Reproduce all of the data exactly, with no line skipped.

********

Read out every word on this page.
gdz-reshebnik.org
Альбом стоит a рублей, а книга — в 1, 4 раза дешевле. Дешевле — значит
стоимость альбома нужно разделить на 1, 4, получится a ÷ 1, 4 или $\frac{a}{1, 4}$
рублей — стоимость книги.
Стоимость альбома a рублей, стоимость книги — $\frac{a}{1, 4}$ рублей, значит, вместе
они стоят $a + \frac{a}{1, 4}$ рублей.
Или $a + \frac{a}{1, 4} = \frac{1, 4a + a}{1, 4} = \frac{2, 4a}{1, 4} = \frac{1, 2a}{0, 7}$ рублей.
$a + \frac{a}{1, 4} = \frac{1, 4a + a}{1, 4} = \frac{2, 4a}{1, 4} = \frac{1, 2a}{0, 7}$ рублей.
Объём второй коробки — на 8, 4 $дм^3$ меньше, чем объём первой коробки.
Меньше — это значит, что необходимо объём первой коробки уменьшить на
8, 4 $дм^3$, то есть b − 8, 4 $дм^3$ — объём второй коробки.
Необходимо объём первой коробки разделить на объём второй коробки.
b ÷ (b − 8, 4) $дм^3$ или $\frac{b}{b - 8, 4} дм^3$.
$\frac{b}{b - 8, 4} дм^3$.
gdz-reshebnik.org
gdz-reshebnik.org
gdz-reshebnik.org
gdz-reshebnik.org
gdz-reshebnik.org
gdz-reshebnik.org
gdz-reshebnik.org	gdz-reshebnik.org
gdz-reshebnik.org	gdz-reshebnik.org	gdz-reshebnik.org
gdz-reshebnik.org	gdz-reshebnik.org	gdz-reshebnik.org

********

▶ _Solution to this problem_:
Read out every word on this page.
gdz-reshebnik.org
Альбом стоит a рублей, а книга — в 1, 4 раза дешевле. Дешевле — значит
стоимость альбома нужно разделить на 1, 4, получится a ÷ 1, 4 или $\frac{a}{1, 4}$
рублей — стоимость книги.
Стоимость альбома a рублей, стоимость книги — $\frac{a}{1, 4}$ рублей, значит, вместе
они стоят $a + \frac{a}{1, 4}$ рублей.
Или $a + \frac{a}{1, 4} = \frac{1, 4a + a}{1, 4} = \frac{2, 4a}{1, 4} = \frac{1, 2a}{0, 7}$ рублей.
$a + \frac{a}{1, 4} = \frac{1, 4a + a}{1, 4} = \frac{2, 4a}{1, 4} = \frac{1, 2a}{0, 7}$ рублей.
Объём второй коробки — на 8, 4 $дм^3$ меньше, чем объём первой коробки.
Меньше — это значит, что необходимо объём первой коробки уменьшить на
8, 4 $дм^3$, то есть b − 8, 4 $дм^3$ — объём второй коробки.
Необходимо объём первой коробки разделить на объём второй коробки.
b ÷ (b − 8, 4) $дм^3$ или $\frac{b}{b - 8, 4} дм^3$.
$\frac{b}{b - 8, 4} дм^3$.
gdz-reshebnik.org
gdz-reshebnik.org
gdz-reshebnik.org
gdz-reshebnik.org
gdz-reshebnik.org
gdz-reshebnik.org
gdz-reshebnik.org	gdz-reshebnik.org
gdz-reshebnik.org	gdz-reshebnik.org	gdz-reshebnik.org
gdz-reshebnik.org	gdz-reshebnik.org	gdz-reshebnik.org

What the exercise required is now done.